> [What you should do]: Return every row below word for word, with nothing added, dropped, or changed.

_ _ _ _ _ _ _

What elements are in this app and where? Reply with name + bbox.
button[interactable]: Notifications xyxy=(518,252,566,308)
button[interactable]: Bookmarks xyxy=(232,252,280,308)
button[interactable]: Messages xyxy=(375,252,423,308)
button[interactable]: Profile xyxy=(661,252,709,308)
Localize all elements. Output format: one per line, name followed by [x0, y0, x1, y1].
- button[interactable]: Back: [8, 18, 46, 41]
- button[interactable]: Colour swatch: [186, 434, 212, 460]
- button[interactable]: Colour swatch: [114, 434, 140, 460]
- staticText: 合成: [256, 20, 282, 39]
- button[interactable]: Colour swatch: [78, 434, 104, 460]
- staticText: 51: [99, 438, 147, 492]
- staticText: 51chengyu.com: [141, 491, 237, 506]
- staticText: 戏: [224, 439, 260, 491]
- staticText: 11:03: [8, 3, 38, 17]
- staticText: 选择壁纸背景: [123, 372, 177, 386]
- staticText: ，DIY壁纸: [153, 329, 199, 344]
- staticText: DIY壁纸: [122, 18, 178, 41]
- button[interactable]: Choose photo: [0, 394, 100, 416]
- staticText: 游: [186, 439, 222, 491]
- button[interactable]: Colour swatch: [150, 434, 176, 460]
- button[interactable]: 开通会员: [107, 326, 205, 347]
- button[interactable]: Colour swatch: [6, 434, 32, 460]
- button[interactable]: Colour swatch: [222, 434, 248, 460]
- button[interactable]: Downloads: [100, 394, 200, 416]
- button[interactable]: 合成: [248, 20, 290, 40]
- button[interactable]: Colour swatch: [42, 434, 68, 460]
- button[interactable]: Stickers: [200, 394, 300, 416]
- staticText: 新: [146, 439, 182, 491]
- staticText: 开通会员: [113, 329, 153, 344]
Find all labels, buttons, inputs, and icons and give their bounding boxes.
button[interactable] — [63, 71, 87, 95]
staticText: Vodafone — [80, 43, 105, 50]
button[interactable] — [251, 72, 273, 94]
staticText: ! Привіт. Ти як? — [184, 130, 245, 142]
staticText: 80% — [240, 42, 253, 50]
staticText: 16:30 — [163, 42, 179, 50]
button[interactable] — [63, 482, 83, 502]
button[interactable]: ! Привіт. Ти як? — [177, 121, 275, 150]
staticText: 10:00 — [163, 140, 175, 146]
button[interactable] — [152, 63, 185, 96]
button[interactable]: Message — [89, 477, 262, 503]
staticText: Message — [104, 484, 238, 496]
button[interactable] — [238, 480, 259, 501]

_ _ _ _ _ _ _

> [Solution to the exercise]:
What elements are in this app and where? Reply with name + bbox.
button[interactable]: Notifications xyxy=(518,252,566,308)
button[interactable]: Bookmarks xyxy=(232,252,280,308)
button[interactable]: Messages xyxy=(375,252,423,308)
button[interactable]: Profile xyxy=(661,252,709,308)
Localize all elements. Output format: one per line, name followed by [x0, y0, x1, y1].
- button[interactable]: Back: [8, 18, 46, 41]
- button[interactable]: Colour swatch: [186, 434, 212, 460]
- button[interactable]: Colour swatch: [114, 434, 140, 460]
- staticText: 合成: [256, 20, 282, 39]
- button[interactable]: Colour swatch: [78, 434, 104, 460]
- staticText: 51: [99, 438, 147, 492]
- staticText: 51chengyu.com: [141, 491, 237, 506]
- staticText: 戏: [224, 439, 260, 491]
- staticText: 11:03: [8, 3, 38, 17]
- staticText: 选择壁纸背景: [123, 372, 177, 386]
- staticText: ，DIY壁纸: [153, 329, 199, 344]
- staticText: DIY壁纸: [122, 18, 178, 41]
- button[interactable]: Choose photo: [0, 394, 100, 416]
- staticText: 游: [186, 439, 222, 491]
- button[interactable]: Colour swatch: [150, 434, 176, 460]
- button[interactable]: 开通会员: [107, 326, 205, 347]
- button[interactable]: Colour swatch: [6, 434, 32, 460]
- button[interactable]: Colour swatch: [222, 434, 248, 460]
- button[interactable]: Downloads: [100, 394, 200, 416]
- button[interactable]: 合成: [248, 20, 290, 40]
- button[interactable]: Colour swatch: [42, 434, 68, 460]
- button[interactable]: Stickers: [200, 394, 300, 416]
- staticText: 新: [146, 439, 182, 491]
- staticText: 开通会员: [113, 329, 153, 344]
Find all labels, buttons, inputs, and icons and give their bounding boxes.
button[interactable] — [63, 71, 87, 95]
staticText: Vodafone — [80, 43, 105, 50]
button[interactable] — [251, 72, 273, 94]
staticText: ! Привіт. Ти як? — [184, 130, 245, 142]
staticText: 80% — [240, 42, 253, 50]
staticText: 16:30 — [163, 42, 179, 50]
button[interactable] — [63, 482, 83, 502]
button[interactable]: ! Привіт. Ти як? — [177, 121, 275, 150]
staticText: 10:00 — [163, 140, 175, 146]
button[interactable] — [152, 63, 185, 96]
button[interactable]: Message — [89, 477, 262, 503]
staticText: Message — [104, 484, 238, 496]
button[interactable] — [238, 480, 259, 501]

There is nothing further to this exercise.